▶ _Objective_: Each record below should appear again exactly as written.
— Begin Records supplied —
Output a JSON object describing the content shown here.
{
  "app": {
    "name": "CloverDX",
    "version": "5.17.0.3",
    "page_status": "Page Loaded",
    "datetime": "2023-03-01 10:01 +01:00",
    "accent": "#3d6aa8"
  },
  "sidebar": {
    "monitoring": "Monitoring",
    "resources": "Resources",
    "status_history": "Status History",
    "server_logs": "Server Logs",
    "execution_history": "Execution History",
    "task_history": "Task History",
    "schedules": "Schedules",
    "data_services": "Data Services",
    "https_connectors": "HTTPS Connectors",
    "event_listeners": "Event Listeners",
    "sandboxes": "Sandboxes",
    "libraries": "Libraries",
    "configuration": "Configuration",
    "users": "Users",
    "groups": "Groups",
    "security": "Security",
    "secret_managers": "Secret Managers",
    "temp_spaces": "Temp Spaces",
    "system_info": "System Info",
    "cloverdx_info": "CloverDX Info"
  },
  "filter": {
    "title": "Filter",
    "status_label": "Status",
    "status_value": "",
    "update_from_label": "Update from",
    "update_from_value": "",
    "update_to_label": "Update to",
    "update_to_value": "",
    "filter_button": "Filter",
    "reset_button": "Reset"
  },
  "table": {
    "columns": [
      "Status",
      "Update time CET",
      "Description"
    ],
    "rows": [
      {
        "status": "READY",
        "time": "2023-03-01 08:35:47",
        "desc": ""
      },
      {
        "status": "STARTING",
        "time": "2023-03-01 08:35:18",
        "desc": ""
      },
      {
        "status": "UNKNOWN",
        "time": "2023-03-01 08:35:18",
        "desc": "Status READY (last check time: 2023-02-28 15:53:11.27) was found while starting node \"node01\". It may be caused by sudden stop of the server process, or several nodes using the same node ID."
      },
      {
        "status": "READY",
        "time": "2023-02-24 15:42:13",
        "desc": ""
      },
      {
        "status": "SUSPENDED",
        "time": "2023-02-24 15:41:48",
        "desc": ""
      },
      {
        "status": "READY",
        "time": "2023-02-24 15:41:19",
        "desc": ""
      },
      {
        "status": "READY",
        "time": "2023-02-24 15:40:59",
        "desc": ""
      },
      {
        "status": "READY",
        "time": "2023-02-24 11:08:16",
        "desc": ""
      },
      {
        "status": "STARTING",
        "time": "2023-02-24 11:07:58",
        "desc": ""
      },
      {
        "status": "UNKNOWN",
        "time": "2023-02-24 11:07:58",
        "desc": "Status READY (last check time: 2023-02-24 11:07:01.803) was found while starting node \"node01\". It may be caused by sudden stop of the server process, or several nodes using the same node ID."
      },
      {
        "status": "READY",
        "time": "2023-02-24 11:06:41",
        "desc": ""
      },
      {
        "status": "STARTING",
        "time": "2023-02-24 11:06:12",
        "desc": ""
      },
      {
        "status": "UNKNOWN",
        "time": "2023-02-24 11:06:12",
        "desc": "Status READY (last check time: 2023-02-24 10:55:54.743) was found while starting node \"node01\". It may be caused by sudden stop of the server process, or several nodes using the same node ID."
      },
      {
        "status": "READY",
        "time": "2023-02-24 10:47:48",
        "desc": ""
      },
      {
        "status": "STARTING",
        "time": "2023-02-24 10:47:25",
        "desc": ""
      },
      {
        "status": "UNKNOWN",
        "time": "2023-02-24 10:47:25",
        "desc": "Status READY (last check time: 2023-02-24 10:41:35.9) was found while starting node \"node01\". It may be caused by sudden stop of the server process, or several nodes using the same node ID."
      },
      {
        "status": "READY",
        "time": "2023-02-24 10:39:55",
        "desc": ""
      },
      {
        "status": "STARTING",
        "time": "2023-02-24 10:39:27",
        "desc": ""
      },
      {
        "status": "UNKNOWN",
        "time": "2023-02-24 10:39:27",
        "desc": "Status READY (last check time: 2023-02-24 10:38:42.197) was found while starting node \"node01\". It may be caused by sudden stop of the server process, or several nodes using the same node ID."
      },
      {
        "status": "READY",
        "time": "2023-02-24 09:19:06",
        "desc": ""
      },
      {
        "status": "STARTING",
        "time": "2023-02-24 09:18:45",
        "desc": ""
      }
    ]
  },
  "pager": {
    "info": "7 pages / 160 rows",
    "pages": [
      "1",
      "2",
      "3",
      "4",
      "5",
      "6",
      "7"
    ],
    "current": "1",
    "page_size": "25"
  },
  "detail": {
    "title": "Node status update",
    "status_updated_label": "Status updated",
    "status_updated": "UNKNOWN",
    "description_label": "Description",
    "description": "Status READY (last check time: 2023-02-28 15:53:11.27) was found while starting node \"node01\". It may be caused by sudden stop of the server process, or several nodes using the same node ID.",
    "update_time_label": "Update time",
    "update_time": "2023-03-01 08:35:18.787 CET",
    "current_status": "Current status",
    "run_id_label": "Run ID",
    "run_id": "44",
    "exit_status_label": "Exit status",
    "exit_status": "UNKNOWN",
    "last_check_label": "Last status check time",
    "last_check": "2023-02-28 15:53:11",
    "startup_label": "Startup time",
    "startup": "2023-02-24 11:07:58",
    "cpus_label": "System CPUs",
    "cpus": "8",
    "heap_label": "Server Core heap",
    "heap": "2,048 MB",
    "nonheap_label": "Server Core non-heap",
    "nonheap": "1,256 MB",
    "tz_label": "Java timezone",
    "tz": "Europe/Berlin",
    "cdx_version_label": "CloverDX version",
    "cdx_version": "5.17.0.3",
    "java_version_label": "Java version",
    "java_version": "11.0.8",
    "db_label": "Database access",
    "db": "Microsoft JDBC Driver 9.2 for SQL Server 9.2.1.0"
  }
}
— End Records supplied —
▶ _Answer to this task_:
Output a JSON object describing the content shown here.
{
  "app": {
    "name": "CloverDX",
    "version": "5.17.0.3",
    "page_status": "Page Loaded",
    "datetime": "2023-03-01 10:01 +01:00",
    "accent": "#3d6aa8"
  },
  "sidebar": {
    "monitoring": "Monitoring",
    "resources": "Resources",
    "status_history": "Status History",
    "server_logs": "Server Logs",
    "execution_history": "Execution History",
    "task_history": "Task History",
    "schedules": "Schedules",
    "data_services": "Data Services",
    "https_connectors": "HTTPS Connectors",
    "event_listeners": "Event Listeners",
    "sandboxes": "Sandboxes",
    "libraries": "Libraries",
    "configuration": "Configuration",
    "users": "Users",
    "groups": "Groups",
    "security": "Security",
    "secret_managers": "Secret Managers",
    "temp_spaces": "Temp Spaces",
    "system_info": "System Info",
    "cloverdx_info": "CloverDX Info"
  },
  "filter": {
    "title": "Filter",
    "status_label": "Status",
    "status_value": "",
    "update_from_label": "Update from",
    "update_from_value": "",
    "update_to_label": "Update to",
    "update_to_value": "",
    "filter_button": "Filter",
    "reset_button": "Reset"
  },
  "table": {
    "columns": [
      "Status",
      "Update time CET",
      "Description"
    ],
    "rows": [
      {
        "status": "READY",
        "time": "2023-03-01 08:35:47",
        "desc": ""
      },
      {
        "status": "STARTING",
        "time": "2023-03-01 08:35:18",
        "desc": ""
      },
      {
        "status": "UNKNOWN",
        "time": "2023-03-01 08:35:18",
        "desc": "Status READY (last check time: 2023-02-28 15:53:11.27) was found while starting node \"node01\". It may be caused by sudden stop of the server process, or several nodes using the same node ID."
      },
      {
        "status": "READY",
        "time": "2023-02-24 15:42:13",
        "desc": ""
      },
      {
        "status": "SUSPENDED",
        "time": "2023-02-24 15:41:48",
        "desc": ""
      },
      {
        "status": "READY",
        "time": "2023-02-24 15:41:19",
        "desc": ""
      },
      {
        "status": "READY",
        "time": "2023-02-24 15:40:59",
        "desc": ""
      },
      {
        "status": "READY",
        "time": "2023-02-24 11:08:16",
        "desc": ""
      },
      {
        "status": "STARTING",
        "time": "2023-02-24 11:07:58",
        "desc": ""
      },
      {
        "status": "UNKNOWN",
        "time": "2023-02-24 11:07:58",
        "desc": "Status READY (last check time: 2023-02-24 11:07:01.803) was found while starting node \"node01\". It may be caused by sudden stop of the server process, or several nodes using the same node ID."
      },
      {
        "status": "READY",
        "time": "2023-02-24 11:06:41",
        "desc": ""
      },
      {
        "status": "STARTING",
        "time": "2023-02-24 11:06:12",
        "desc": ""
      },
      {
        "status": "UNKNOWN",
        "time": "2023-02-24 11:06:12",
        "desc": "Status READY (last check time: 2023-02-24 10:55:54.743) was found while starting node \"node01\". It may be caused by sudden stop of the server process, or several nodes using the same node ID."
      },
      {
        "status": "READY",
        "time": "2023-02-24 10:47:48",
        "desc": ""
      },
      {
        "status": "STARTING",
        "time": "2023-02-24 10:47:25",
        "desc": ""
      },
      {
        "status": "UNKNOWN",
        "time": "2023-02-24 10:47:25",
        "desc": "Status READY (last check time: 2023-02-24 10:41:35.9) was found while starting node \"node01\". It may be caused by sudden stop of the server process, or several nodes using the same node ID."
      },
      {
        "status": "READY",
        "time": "2023-02-24 10:39:55",
        "desc": ""
      },
      {
        "status": "STARTING",
        "time": "2023-02-24 10:39:27",
        "desc": ""
      },
      {
        "status": "UNKNOWN",
        "time": "2023-02-24 10:39:27",
        "desc": "Status READY (last check time: 2023-02-24 10:38:42.197) was found while starting node \"node01\". It may be caused by sudden stop of the server process, or several nodes using the same node ID."
      },
      {
        "status": "READY",
        "time": "2023-02-24 09:19:06",
        "desc": ""
      },
      {
        "status": "STARTING",
        "time": "2023-02-24 09:18:45",
        "desc": ""
      }
    ]
  },
  "pager": {
    "info": "7 pages / 160 rows",
    "pages": [
      "1",
      "2",
      "3",
      "4",
      "5",
      "6",
      "7"
    ],
    "current": "1",
    "page_size": "25"
  },
  "detail": {
    "title": "Node status update",
    "status_updated_label": "Status updated",
    "status_updated": "UNKNOWN",
    "description_label": "Description",
    "description": "Status READY (last check time: 2023-02-28 15:53:11.27) was found while starting node \"node01\". It may be caused by sudden stop of the server process, or several nodes using the same node ID.",
    "update_time_label": "Update time",
    "update_time": "2023-03-01 08:35:18.787 CET",
    "current_status": "Current status",
    "run_id_label": "Run ID",
    "run_id": "44",
    "exit_status_label": "Exit status",
    "exit_status": "UNKNOWN",
    "last_check_label": "Last status check time",
    "last_check": "2023-02-28 15:53:11",
    "startup_label": "Startup time",
    "startup": "2023-02-24 11:07:58",
    "cpus_label": "System CPUs",
    "cpus": "8",
    "heap_label": "Server Core heap",
    "heap": "2,048 MB",
    "nonheap_label": "Server Core non-heap",
    "nonheap": "1,256 MB",
    "tz_label": "Java timezone",
    "tz": "Europe/Berlin",
    "cdx_version_label": "CloverDX version",
    "cdx_version": "5.17.0.3",
    "java_version_label": "Java version",
    "java_version": "11.0.8",
    "db_label": "Database access",
    "db": "Microsoft JDBC Driver 9.2 for SQL Server 9.2.1.0"
  }
}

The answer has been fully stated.